Stored data
────────────────
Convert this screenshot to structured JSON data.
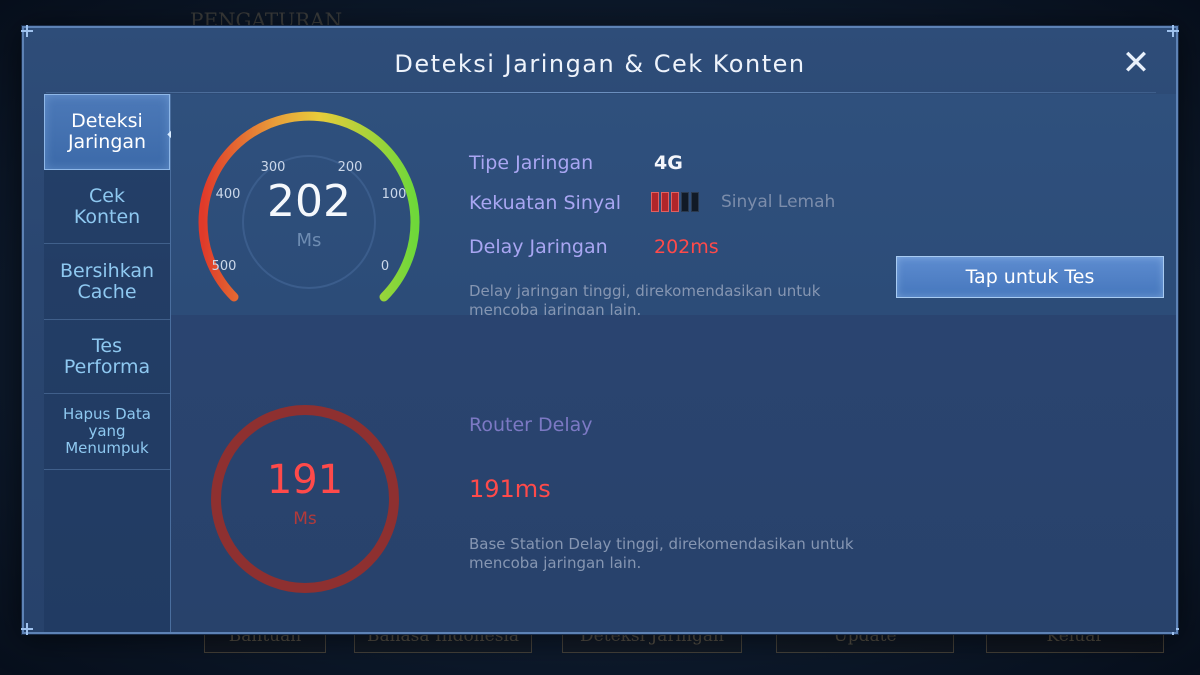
{
  "modal": {
    "title": "Deteksi Jaringan & Cek Konten",
    "close_icon": "close-icon"
  },
  "sidebar": {
    "items": [
      {
        "label": "Deteksi Jaringan",
        "active": true
      },
      {
        "label": "Cek Konten",
        "active": false
      },
      {
        "label": "Bersihkan Cache",
        "active": false
      },
      {
        "label": "Tes Performa",
        "active": false
      },
      {
        "label": "Hapus Data yang Menumpuk",
        "active": false
      }
    ]
  },
  "network": {
    "gauge": {
      "value": "202",
      "unit": "Ms",
      "reading": 202,
      "scale_max": 500,
      "ticks": [
        "500",
        "400",
        "300",
        "200",
        "100",
        "0"
      ]
    },
    "type_label": "Tipe Jaringan",
    "type_value": "4G",
    "signal_label": "Kekuatan Sinyal",
    "signal_bars_total": 5,
    "signal_bars_active": 3,
    "signal_text": "Sinyal Lemah",
    "delay_label": "Delay Jaringan",
    "delay_value": "202ms",
    "description": "Delay jaringan tinggi, direkomendasikan untuk mencoba jaringan lain.",
    "test_button": "Tap untuk Tes"
  },
  "router": {
    "value": "191",
    "unit": "Ms",
    "label": "Router Delay",
    "delay_value": "191ms",
    "description": "Base Station Delay tinggi, direkomendasikan untuk mencoba jaringan lain."
  },
  "background": {
    "buttons": [
      "Bantuan",
      "Bahasa Indonesia",
      "Deteksi Jaringan",
      "Update",
      "Keluar"
    ],
    "header_text": "PENGATURAN"
  },
  "colors": {
    "accent_red": "#ff4a4a",
    "label_purple": "#a9a6f2",
    "sidebar_text": "#8ec8f0",
    "button_blue": "#4677bd"
  }
}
────────────────
- **Given instruction**: Can you restate all the records above word for word while dropping the pictures?

- **Result of this exercise**:
Convert this screenshot to structured JSON data.
{
  "modal": {
    "title": "Deteksi Jaringan & Cek Konten",
    "close_icon": "close-icon"
  },
  "sidebar": {
    "items": [
      {
        "label": "Deteksi Jaringan",
        "active": true
      },
      {
        "label": "Cek Konten",
        "active": false
      },
      {
        "label": "Bersihkan Cache",
        "active": false
      },
      {
        "label": "Tes Performa",
        "active": false
      },
      {
        "label": "Hapus Data yang Menumpuk",
        "active": false
      }
    ]
  },
  "network": {
    "gauge": {
      "value": "202",
      "unit": "Ms",
      "reading": 202,
      "scale_max": 500,
      "ticks": [
        "500",
        "400",
        "300",
        "200",
        "100",
        "0"
      ]
    },
    "type_label": "Tipe Jaringan",
    "type_value": "4G",
    "signal_label": "Kekuatan Sinyal",
    "signal_bars_total": 5,
    "signal_bars_active": 3,
    "signal_text": "Sinyal Lemah",
    "delay_label": "Delay Jaringan",
    "delay_value": "202ms",
    "description": "Delay jaringan tinggi, direkomendasikan untuk mencoba jaringan lain.",
    "test_button": "Tap untuk Tes"
  },
  "router": {
    "value": "191",
    "unit": "Ms",
    "label": "Router Delay",
    "delay_value": "191ms",
    "description": "Base Station Delay tinggi, direkomendasikan untuk mencoba jaringan lain."
  },
  "background": {
    "buttons": [
      "Bantuan",
      "Bahasa Indonesia",
      "Deteksi Jaringan",
      "Update",
      "Keluar"
    ],
    "header_text": "PENGATURAN"
  },
  "colors": {
    "accent_red": "#ff4a4a",
    "label_purple": "#a9a6f2",
    "sidebar_text": "#8ec8f0",
    "button_blue": "#4677bd"
  }
}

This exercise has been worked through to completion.